- _Given problem_
Go through the records and copy each line where the word "Ajouter" occurs.

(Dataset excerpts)

■ ■ ■ ■

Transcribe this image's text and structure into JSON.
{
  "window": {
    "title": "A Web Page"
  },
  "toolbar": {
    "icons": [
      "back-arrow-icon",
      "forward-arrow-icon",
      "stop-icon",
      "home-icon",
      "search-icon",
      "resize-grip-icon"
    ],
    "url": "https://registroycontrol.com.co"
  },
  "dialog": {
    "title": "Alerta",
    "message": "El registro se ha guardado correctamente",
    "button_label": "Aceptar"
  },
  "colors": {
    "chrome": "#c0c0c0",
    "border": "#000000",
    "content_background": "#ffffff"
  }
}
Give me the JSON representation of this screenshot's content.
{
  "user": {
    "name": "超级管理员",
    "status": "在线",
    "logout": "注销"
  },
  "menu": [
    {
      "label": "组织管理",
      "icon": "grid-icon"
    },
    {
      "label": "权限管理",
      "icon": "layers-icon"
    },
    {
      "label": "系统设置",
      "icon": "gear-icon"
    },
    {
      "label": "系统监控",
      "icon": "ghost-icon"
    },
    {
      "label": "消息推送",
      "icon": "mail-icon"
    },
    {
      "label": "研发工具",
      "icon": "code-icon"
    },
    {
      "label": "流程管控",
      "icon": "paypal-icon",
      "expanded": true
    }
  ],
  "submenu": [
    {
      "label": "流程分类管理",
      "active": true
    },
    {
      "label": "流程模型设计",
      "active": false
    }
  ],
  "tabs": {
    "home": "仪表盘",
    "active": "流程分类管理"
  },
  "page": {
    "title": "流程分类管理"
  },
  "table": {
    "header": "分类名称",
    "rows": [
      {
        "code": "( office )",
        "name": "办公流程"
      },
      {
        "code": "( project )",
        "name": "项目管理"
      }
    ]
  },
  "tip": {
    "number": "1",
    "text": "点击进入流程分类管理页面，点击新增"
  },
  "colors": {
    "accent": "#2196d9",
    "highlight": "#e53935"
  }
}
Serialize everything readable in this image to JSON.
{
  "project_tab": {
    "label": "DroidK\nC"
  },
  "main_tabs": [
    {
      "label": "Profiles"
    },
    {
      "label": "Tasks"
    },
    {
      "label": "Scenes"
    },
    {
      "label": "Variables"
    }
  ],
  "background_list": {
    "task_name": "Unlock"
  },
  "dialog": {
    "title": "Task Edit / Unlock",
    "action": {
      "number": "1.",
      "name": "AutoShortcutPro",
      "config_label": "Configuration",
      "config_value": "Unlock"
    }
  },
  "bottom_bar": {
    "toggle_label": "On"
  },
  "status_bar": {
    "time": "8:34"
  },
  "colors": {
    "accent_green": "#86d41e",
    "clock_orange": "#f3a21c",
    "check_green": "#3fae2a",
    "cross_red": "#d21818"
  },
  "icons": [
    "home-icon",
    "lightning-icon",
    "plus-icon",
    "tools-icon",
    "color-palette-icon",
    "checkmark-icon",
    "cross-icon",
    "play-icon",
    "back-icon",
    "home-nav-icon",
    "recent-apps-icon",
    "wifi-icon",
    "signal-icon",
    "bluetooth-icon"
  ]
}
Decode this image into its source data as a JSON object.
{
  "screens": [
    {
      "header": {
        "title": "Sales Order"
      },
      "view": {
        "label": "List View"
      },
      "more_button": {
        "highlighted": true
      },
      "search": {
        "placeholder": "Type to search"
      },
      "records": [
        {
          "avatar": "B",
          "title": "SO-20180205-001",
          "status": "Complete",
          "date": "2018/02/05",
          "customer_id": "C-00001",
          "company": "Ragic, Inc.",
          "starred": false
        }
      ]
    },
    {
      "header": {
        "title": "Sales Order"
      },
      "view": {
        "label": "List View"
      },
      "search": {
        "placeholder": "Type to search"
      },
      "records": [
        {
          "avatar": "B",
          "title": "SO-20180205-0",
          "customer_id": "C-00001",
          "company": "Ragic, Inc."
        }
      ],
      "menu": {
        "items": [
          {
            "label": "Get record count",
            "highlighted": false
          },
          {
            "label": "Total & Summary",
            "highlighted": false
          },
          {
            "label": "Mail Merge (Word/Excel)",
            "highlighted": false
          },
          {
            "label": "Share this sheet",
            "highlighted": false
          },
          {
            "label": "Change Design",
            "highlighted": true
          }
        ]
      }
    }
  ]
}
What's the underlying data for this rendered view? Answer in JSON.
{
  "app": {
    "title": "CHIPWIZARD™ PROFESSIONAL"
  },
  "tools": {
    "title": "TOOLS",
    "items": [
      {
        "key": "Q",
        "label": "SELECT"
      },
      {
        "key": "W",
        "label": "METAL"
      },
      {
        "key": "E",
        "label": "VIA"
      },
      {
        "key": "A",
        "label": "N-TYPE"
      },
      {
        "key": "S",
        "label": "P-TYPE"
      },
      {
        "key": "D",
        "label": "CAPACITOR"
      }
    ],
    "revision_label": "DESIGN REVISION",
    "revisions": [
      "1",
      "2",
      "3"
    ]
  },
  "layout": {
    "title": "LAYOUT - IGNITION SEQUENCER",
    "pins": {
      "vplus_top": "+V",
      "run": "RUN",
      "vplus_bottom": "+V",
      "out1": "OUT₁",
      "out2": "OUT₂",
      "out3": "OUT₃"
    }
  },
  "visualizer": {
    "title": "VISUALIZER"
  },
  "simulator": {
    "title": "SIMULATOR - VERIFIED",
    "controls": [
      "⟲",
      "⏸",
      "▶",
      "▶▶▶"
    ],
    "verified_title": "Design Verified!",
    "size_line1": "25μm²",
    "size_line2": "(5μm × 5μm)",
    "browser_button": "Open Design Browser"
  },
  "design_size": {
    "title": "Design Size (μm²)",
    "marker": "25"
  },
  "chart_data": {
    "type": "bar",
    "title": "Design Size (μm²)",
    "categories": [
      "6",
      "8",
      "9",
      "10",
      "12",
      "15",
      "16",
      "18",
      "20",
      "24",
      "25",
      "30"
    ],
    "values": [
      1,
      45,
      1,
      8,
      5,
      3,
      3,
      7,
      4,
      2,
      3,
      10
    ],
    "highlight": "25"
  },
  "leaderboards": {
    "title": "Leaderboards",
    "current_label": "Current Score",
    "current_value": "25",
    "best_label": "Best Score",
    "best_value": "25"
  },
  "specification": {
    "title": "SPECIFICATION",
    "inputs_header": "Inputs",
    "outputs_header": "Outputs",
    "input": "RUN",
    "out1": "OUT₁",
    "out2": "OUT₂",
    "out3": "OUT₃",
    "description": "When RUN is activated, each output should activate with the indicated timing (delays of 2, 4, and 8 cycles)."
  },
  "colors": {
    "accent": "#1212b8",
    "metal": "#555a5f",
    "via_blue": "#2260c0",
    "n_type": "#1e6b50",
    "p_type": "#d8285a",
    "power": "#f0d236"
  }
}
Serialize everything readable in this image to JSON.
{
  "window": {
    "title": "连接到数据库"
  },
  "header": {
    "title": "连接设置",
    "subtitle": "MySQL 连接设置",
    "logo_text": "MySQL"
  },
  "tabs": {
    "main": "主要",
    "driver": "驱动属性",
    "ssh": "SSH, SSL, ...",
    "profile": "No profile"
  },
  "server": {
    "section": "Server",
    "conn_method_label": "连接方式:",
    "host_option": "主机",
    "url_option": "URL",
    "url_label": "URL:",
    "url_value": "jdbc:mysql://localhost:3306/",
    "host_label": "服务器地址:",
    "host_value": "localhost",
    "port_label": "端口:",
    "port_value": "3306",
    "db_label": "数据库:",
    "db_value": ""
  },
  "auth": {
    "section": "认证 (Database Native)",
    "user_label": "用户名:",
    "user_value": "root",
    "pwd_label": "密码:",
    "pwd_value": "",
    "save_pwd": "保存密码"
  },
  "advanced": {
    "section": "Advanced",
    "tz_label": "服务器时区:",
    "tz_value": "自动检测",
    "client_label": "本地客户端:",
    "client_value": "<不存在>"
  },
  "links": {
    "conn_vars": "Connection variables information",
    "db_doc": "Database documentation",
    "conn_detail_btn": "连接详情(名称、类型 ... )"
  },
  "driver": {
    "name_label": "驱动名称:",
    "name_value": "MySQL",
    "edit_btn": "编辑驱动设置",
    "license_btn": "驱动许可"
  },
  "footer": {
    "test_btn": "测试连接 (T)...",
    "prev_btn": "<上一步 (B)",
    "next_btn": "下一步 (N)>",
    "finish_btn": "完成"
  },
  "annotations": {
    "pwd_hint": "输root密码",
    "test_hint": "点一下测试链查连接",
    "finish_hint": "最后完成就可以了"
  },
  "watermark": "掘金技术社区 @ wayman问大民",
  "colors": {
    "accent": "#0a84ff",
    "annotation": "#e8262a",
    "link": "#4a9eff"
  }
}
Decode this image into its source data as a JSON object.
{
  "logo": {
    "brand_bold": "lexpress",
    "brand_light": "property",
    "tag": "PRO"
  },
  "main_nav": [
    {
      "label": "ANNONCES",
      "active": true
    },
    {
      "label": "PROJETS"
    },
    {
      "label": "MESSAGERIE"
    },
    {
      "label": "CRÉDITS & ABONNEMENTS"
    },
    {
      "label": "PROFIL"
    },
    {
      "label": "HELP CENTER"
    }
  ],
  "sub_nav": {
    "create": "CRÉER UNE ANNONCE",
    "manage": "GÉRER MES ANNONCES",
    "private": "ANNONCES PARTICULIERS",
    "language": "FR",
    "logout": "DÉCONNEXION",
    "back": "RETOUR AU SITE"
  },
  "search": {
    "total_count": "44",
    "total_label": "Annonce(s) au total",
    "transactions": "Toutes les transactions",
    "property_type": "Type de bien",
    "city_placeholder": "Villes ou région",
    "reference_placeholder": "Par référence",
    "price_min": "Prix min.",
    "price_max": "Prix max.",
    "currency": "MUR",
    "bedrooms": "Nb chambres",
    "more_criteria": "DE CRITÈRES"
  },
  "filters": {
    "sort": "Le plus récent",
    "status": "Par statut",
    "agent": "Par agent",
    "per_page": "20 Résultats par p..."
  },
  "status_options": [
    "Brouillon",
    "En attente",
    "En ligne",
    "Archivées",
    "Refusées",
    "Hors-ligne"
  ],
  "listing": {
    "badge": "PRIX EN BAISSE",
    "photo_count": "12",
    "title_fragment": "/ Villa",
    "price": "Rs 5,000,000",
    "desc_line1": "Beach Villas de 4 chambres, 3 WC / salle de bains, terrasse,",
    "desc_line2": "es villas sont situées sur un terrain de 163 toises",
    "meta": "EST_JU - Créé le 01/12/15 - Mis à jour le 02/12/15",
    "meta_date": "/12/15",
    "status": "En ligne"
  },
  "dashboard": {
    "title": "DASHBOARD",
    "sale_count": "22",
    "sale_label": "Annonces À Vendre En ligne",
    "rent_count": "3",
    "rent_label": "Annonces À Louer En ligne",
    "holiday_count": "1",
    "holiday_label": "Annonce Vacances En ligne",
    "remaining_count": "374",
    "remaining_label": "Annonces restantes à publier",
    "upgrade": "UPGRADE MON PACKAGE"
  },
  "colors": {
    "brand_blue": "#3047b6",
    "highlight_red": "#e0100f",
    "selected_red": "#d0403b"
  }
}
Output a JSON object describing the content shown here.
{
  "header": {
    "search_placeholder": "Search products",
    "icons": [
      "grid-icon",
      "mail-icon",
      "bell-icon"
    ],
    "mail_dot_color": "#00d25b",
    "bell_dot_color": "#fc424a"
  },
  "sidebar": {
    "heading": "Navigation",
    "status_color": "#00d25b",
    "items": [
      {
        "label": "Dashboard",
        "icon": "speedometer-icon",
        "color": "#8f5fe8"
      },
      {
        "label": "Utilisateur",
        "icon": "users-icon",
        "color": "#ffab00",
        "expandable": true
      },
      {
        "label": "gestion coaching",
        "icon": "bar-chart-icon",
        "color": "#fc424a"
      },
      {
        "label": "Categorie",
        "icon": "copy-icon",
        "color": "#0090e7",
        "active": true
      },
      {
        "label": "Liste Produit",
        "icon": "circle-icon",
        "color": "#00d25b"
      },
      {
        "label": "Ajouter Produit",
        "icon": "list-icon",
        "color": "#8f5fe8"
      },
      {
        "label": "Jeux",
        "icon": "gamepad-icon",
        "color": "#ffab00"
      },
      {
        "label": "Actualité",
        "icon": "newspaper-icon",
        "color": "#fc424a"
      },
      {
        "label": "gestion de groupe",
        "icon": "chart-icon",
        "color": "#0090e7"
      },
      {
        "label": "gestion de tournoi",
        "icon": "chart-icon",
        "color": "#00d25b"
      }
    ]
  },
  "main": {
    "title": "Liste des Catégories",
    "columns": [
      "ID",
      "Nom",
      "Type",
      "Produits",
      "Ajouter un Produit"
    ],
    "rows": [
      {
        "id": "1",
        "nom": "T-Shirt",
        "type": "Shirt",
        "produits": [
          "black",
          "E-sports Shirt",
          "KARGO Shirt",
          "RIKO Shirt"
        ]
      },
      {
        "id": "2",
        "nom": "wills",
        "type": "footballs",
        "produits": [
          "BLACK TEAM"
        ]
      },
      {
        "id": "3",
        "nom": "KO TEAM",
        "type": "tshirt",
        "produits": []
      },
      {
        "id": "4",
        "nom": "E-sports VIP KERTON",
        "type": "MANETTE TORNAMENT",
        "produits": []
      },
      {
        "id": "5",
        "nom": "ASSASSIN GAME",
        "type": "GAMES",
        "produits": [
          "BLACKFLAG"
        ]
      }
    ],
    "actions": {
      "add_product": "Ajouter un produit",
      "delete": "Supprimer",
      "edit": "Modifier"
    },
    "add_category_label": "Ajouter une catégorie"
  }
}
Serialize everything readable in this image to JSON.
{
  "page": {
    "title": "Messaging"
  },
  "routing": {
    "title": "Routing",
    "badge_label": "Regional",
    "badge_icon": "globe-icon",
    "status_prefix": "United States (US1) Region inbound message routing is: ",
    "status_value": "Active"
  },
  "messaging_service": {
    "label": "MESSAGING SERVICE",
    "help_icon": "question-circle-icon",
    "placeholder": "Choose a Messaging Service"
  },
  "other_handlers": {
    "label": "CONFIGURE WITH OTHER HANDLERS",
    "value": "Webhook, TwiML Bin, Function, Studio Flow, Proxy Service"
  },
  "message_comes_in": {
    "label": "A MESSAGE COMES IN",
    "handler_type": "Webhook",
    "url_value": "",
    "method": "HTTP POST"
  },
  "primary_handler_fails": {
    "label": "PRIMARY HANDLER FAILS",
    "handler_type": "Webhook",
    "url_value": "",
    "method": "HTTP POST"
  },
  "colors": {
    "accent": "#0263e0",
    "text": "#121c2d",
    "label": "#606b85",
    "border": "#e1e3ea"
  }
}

■ ■ ■ ■

- _Output of the task_
        "label": "Ajouter Produit",
      "Ajouter un Produit"
      "add_product": "Ajouter un produit",
    "add_category_label": "Ajouter une catégorie"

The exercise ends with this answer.